* BEGIN Material provided *

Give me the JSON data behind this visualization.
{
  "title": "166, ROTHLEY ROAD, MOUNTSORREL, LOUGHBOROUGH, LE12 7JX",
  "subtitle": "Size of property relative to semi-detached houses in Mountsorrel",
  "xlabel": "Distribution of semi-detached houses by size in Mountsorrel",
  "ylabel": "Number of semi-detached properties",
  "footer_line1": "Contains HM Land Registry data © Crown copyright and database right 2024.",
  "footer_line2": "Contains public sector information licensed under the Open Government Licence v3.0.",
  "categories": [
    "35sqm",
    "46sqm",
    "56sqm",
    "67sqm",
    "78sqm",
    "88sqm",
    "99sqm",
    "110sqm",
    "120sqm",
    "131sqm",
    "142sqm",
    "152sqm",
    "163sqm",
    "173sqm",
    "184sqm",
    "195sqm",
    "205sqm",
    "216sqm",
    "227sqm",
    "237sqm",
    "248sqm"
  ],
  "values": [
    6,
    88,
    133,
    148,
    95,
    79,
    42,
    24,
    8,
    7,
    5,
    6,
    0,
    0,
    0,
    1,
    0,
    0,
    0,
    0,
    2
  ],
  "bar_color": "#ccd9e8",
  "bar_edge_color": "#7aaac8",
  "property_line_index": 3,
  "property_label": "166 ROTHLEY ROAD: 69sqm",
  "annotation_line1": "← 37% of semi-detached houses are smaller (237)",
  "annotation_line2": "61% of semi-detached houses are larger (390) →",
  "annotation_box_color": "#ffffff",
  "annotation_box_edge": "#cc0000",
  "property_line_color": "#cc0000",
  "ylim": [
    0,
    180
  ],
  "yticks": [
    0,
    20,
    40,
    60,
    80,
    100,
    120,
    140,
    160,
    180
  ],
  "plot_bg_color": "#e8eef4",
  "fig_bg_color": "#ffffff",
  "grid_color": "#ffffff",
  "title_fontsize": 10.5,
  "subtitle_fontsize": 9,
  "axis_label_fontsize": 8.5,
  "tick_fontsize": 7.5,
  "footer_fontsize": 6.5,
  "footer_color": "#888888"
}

* END Material provided *

Copy out every line in the listing where the word "ROTHLEY" appears.

# Solution to this exercise:
  "title": "166, ROTHLEY ROAD, MOUNTSORREL, LOUGHBOROUGH, LE12 7JX",
  "property_label": "166 ROTHLEY ROAD: 69sqm",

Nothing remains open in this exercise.